Entries provided:
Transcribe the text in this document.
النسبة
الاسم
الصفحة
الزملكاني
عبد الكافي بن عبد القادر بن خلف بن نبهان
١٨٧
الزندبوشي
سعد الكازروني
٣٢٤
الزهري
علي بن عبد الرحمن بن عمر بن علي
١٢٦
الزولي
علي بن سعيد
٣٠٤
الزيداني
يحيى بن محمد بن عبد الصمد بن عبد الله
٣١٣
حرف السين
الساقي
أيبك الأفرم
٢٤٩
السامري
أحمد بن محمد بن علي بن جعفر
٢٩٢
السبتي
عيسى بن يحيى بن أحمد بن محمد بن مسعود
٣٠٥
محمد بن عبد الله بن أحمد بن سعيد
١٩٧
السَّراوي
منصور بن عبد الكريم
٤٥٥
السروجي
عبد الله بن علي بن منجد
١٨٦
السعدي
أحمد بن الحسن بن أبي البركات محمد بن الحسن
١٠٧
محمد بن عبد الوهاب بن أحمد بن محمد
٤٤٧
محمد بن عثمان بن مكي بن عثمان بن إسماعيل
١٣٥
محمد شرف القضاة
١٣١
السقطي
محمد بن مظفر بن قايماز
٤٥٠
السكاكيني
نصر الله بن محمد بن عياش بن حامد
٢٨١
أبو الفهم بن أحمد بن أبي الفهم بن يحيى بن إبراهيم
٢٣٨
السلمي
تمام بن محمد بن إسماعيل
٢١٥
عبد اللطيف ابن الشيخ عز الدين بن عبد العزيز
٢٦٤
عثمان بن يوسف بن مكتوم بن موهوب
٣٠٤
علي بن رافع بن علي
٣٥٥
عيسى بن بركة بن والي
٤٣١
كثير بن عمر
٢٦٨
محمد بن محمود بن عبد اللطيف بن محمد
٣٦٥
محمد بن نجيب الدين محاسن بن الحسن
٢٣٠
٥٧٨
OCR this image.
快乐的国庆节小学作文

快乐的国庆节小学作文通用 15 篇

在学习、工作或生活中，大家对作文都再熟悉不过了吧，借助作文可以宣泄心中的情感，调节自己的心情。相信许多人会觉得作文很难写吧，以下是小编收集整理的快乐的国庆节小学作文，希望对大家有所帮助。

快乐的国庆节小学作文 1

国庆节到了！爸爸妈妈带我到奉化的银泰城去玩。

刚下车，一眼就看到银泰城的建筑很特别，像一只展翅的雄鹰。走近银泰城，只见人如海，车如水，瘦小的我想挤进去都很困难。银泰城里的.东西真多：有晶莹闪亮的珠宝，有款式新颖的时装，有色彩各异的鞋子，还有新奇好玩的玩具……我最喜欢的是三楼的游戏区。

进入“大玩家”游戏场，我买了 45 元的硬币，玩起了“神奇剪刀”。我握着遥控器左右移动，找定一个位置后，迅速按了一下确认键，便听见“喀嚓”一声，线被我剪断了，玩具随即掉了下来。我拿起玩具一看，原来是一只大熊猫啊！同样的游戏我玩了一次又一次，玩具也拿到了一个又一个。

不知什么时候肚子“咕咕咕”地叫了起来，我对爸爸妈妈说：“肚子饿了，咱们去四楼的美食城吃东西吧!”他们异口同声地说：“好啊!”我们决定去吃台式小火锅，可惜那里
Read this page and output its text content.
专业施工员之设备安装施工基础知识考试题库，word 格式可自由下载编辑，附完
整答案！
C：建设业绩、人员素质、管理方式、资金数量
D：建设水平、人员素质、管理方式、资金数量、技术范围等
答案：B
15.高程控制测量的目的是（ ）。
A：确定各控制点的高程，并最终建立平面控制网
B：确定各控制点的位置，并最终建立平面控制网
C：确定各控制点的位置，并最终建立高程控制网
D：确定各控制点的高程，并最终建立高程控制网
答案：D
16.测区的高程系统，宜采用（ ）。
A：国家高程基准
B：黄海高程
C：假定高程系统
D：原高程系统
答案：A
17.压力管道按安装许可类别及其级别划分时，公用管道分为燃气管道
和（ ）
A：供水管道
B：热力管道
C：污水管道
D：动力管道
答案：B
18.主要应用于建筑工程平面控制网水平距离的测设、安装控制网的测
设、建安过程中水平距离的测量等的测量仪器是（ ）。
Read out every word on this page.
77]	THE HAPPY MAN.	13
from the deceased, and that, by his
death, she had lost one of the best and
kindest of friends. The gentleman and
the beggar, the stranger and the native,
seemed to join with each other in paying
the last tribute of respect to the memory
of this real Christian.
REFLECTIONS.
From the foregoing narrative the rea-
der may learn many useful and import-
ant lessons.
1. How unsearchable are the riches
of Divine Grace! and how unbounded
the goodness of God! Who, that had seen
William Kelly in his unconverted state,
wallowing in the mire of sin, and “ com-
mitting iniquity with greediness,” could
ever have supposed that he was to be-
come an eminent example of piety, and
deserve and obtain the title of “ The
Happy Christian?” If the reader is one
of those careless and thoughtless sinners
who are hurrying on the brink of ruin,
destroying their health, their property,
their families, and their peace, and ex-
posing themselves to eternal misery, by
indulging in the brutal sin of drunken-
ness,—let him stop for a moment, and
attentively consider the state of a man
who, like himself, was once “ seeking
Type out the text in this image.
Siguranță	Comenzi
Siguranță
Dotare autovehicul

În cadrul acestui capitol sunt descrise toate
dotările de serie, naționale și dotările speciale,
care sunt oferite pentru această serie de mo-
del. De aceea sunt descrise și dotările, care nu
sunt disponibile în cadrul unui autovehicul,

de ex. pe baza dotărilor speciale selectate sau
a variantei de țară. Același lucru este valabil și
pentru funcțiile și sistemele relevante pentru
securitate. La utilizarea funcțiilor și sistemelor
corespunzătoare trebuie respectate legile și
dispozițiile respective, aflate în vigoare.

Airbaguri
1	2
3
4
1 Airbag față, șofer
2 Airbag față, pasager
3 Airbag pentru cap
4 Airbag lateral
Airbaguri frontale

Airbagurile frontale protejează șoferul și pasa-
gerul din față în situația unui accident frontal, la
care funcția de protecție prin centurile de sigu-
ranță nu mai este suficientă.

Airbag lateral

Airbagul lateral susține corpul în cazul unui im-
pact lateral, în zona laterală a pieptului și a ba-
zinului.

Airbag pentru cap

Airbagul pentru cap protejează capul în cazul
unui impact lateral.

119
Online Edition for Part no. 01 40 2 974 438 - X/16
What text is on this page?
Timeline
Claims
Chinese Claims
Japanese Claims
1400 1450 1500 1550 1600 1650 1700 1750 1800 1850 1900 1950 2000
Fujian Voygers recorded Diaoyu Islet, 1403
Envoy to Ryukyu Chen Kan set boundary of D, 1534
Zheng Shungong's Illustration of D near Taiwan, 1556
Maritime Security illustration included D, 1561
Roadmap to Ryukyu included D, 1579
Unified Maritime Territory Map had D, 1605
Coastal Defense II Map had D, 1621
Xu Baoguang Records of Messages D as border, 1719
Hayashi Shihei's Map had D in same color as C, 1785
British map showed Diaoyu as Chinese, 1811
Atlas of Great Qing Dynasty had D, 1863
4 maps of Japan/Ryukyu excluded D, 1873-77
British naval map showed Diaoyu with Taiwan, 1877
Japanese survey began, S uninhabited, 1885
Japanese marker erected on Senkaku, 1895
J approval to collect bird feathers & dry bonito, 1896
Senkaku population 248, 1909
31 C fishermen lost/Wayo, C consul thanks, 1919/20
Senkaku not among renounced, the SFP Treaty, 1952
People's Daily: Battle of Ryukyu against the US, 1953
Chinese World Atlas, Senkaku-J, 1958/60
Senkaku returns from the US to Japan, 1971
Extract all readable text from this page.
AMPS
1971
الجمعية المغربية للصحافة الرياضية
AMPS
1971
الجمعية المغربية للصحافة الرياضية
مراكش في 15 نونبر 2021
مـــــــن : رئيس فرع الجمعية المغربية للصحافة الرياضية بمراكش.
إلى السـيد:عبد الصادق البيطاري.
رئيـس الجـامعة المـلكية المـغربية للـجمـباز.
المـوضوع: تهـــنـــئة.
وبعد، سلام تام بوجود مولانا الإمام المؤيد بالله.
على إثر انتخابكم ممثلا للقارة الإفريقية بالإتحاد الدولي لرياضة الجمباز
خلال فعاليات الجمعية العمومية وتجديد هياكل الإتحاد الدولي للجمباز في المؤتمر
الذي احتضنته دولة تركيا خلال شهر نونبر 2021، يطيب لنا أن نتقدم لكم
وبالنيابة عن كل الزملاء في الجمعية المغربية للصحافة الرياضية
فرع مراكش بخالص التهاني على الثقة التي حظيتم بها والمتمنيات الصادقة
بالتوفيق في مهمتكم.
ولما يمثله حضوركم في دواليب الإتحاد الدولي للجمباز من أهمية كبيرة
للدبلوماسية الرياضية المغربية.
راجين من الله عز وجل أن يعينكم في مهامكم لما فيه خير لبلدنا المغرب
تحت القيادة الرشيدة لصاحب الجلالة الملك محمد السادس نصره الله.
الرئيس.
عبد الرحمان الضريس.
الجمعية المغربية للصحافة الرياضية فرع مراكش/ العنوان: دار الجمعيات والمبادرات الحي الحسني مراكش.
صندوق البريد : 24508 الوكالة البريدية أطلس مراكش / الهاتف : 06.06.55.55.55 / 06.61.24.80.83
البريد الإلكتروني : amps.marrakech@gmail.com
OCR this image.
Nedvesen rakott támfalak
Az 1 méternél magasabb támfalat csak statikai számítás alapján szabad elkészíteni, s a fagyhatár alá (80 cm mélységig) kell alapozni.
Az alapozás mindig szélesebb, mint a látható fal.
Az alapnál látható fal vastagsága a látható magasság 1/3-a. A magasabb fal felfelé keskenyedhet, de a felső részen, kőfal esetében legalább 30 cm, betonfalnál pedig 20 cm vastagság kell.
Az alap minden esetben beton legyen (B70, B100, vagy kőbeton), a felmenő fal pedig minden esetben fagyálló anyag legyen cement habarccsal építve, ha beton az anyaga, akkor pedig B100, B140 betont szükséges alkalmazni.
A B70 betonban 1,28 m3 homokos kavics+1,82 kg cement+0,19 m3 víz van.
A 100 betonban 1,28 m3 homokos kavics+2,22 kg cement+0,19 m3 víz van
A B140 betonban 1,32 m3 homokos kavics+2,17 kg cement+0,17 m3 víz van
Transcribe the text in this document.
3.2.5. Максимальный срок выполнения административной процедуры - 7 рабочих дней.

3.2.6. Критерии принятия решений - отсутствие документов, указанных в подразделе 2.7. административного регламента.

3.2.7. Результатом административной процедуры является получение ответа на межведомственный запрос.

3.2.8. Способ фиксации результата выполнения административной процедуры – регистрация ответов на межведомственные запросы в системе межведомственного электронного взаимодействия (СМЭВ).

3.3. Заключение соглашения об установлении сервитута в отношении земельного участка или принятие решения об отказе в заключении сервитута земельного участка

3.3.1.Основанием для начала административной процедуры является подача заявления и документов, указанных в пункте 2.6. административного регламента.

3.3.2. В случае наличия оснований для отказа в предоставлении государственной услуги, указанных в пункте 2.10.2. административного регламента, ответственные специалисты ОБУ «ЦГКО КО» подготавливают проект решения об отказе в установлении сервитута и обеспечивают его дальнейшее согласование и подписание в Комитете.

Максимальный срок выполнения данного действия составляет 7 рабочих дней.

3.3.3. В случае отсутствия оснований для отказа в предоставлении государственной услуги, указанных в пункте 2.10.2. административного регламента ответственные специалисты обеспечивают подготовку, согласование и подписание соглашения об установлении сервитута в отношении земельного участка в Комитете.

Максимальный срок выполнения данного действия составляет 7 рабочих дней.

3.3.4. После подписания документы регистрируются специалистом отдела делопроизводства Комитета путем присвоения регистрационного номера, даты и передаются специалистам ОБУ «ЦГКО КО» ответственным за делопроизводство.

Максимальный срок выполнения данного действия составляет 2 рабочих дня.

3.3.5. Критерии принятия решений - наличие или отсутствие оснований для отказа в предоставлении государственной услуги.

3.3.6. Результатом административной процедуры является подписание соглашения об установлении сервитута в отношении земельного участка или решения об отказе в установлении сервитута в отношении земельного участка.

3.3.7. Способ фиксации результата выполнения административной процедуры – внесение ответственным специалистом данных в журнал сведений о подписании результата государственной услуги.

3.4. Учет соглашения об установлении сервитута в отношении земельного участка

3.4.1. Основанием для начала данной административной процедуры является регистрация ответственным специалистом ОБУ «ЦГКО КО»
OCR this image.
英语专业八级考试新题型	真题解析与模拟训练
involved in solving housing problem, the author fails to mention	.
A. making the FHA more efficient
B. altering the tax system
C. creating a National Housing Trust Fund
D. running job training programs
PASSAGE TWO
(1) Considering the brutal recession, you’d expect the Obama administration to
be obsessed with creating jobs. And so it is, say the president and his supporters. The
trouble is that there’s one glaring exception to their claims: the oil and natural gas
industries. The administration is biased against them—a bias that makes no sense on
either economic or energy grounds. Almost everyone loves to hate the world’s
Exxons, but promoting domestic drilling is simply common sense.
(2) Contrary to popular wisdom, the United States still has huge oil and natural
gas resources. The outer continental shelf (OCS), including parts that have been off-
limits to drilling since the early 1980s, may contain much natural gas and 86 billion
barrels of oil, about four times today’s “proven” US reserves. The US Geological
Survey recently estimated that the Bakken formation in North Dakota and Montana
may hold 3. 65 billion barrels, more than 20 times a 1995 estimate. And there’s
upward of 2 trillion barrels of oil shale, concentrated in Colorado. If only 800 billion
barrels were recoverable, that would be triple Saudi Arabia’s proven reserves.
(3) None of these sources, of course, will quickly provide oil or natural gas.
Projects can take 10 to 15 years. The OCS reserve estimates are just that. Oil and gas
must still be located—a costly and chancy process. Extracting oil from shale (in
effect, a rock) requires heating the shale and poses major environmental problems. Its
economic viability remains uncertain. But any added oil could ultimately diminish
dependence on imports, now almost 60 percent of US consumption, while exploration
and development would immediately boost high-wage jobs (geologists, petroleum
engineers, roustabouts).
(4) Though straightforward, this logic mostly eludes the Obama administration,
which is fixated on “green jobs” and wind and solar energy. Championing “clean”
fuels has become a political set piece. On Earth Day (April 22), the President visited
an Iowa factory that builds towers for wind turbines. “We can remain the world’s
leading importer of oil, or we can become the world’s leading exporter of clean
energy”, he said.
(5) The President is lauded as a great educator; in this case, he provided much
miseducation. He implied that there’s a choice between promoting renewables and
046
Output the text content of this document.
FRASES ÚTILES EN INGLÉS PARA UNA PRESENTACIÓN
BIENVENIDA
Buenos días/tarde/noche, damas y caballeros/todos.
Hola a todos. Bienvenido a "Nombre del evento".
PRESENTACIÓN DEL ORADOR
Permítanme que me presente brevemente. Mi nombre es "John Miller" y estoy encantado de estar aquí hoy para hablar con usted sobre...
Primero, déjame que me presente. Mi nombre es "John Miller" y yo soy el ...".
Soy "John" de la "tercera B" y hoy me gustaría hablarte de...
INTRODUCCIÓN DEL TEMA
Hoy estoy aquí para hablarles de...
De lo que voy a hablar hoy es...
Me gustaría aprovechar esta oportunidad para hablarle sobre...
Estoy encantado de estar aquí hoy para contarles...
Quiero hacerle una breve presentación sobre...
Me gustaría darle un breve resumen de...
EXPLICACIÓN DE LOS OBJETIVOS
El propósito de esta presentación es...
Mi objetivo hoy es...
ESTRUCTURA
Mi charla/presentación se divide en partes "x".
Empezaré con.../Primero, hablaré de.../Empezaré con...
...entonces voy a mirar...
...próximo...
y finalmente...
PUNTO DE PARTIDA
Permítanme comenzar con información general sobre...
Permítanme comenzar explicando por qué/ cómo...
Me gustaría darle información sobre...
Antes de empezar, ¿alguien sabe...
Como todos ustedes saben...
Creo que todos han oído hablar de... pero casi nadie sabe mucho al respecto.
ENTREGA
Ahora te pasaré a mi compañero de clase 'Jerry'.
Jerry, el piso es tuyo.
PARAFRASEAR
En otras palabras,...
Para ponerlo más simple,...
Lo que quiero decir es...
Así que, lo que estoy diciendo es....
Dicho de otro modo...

Prompt: Scan the data above; copy every line where "more" appears.

Completed exercise:
A. making the FHA more efficient
may hold 3. 65 billion barrels, more than 20 times a 1995 estimate. And there’s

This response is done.